* START *

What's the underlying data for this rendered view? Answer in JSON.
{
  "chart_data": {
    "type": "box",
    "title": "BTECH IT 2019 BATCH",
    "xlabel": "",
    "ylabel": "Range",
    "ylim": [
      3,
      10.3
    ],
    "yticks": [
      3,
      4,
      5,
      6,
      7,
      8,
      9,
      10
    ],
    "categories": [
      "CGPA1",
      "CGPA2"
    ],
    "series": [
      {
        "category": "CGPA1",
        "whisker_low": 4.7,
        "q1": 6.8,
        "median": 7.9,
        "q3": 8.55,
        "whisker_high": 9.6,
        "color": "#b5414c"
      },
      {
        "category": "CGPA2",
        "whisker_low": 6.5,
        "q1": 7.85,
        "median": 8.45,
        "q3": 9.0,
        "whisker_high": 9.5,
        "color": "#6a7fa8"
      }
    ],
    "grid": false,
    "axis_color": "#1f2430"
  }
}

* END *

_REQUIREMENT_. Please output every record, keeping each line exact.

_RESPONSE FOR THIS EXERCISE_.
What's the underlying data for this rendered view? Answer in JSON.
{
  "chart_data": {
    "type": "box",
    "title": "BTECH IT 2019 BATCH",
    "xlabel": "",
    "ylabel": "Range",
    "ylim": [
      3,
      10.3
    ],
    "yticks": [
      3,
      4,
      5,
      6,
      7,
      8,
      9,
      10
    ],
    "categories": [
      "CGPA1",
      "CGPA2"
    ],
    "series": [
      {
        "category": "CGPA1",
        "whisker_low": 4.7,
        "q1": 6.8,
        "median": 7.9,
        "q3": 8.55,
        "whisker_high": 9.6,
        "color": "#b5414c"
      },
      {
        "category": "CGPA2",
        "whisker_low": 6.5,
        "q1": 7.85,
        "median": 8.45,
        "q3": 9.0,
        "whisker_high": 9.5,
        "color": "#6a7fa8"
      }
    ],
    "grid": false,
    "axis_color": "#1f2430"
  }
}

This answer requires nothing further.